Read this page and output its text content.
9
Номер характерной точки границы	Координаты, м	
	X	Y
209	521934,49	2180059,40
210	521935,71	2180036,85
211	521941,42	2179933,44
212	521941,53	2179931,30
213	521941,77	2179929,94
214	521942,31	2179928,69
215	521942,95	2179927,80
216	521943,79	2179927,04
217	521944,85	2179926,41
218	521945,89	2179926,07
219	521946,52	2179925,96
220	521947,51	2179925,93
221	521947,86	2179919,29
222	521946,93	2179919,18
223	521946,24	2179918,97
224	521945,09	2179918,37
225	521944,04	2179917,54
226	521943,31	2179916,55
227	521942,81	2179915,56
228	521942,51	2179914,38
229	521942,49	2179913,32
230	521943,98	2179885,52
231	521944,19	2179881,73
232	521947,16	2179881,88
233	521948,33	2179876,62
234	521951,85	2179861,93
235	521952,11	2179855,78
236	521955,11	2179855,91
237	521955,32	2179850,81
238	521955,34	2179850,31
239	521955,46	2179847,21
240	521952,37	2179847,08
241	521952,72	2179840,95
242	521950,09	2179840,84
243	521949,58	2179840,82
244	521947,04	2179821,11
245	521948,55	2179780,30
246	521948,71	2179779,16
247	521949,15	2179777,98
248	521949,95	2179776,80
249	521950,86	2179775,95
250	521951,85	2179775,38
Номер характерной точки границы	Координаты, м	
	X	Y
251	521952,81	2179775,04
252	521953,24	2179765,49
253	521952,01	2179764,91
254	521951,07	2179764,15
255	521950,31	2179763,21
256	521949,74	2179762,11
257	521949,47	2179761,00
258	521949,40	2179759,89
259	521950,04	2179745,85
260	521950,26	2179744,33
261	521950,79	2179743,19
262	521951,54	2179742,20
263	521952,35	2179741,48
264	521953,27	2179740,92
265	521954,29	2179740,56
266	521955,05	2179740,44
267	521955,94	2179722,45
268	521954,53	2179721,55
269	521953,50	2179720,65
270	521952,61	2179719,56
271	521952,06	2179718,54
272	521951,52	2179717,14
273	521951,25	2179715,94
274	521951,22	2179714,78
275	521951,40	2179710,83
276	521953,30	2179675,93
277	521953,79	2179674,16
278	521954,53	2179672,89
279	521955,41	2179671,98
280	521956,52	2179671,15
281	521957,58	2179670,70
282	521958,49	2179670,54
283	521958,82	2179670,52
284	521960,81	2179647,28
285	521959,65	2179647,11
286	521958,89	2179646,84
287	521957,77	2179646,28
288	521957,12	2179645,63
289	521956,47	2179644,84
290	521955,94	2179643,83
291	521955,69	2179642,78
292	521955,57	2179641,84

What is required: Copy out all of the data exactly, leaving nothing out.

Answer to the problem:
Read this page and output its text content.
9
Номер характерной точки границы	Координаты, м	
	X	Y
209	521934,49	2180059,40
210	521935,71	2180036,85
211	521941,42	2179933,44
212	521941,53	2179931,30
213	521941,77	2179929,94
214	521942,31	2179928,69
215	521942,95	2179927,80
216	521943,79	2179927,04
217	521944,85	2179926,41
218	521945,89	2179926,07
219	521946,52	2179925,96
220	521947,51	2179925,93
221	521947,86	2179919,29
222	521946,93	2179919,18
223	521946,24	2179918,97
224	521945,09	2179918,37
225	521944,04	2179917,54
226	521943,31	2179916,55
227	521942,81	2179915,56
228	521942,51	2179914,38
229	521942,49	2179913,32
230	521943,98	2179885,52
231	521944,19	2179881,73
232	521947,16	2179881,88
233	521948,33	2179876,62
234	521951,85	2179861,93
235	521952,11	2179855,78
236	521955,11	2179855,91
237	521955,32	2179850,81
238	521955,34	2179850,31
239	521955,46	2179847,21
240	521952,37	2179847,08
241	521952,72	2179840,95
242	521950,09	2179840,84
243	521949,58	2179840,82
244	521947,04	2179821,11
245	521948,55	2179780,30
246	521948,71	2179779,16
247	521949,15	2179777,98
248	521949,95	2179776,80
249	521950,86	2179775,95
250	521951,85	2179775,38
Номер характерной точки границы	Координаты, м	
	X	Y
251	521952,81	2179775,04
252	521953,24	2179765,49
253	521952,01	2179764,91
254	521951,07	2179764,15
255	521950,31	2179763,21
256	521949,74	2179762,11
257	521949,47	2179761,00
258	521949,40	2179759,89
259	521950,04	2179745,85
260	521950,26	2179744,33
261	521950,79	2179743,19
262	521951,54	2179742,20
263	521952,35	2179741,48
264	521953,27	2179740,92
265	521954,29	2179740,56
266	521955,05	2179740,44
267	521955,94	2179722,45
268	521954,53	2179721,55
269	521953,50	2179720,65
270	521952,61	2179719,56
271	521952,06	2179718,54
272	521951,52	2179717,14
273	521951,25	2179715,94
274	521951,22	2179714,78
275	521951,40	2179710,83
276	521953,30	2179675,93
277	521953,79	2179674,16
278	521954,53	2179672,89
279	521955,41	2179671,98
280	521956,52	2179671,15
281	521957,58	2179670,70
282	521958,49	2179670,54
283	521958,82	2179670,52
284	521960,81	2179647,28
285	521959,65	2179647,11
286	521958,89	2179646,84
287	521957,77	2179646,28
288	521957,12	2179645,63
289	521956,47	2179644,84
290	521955,94	2179643,83
291	521955,69	2179642,78
292	521955,57	2179641,84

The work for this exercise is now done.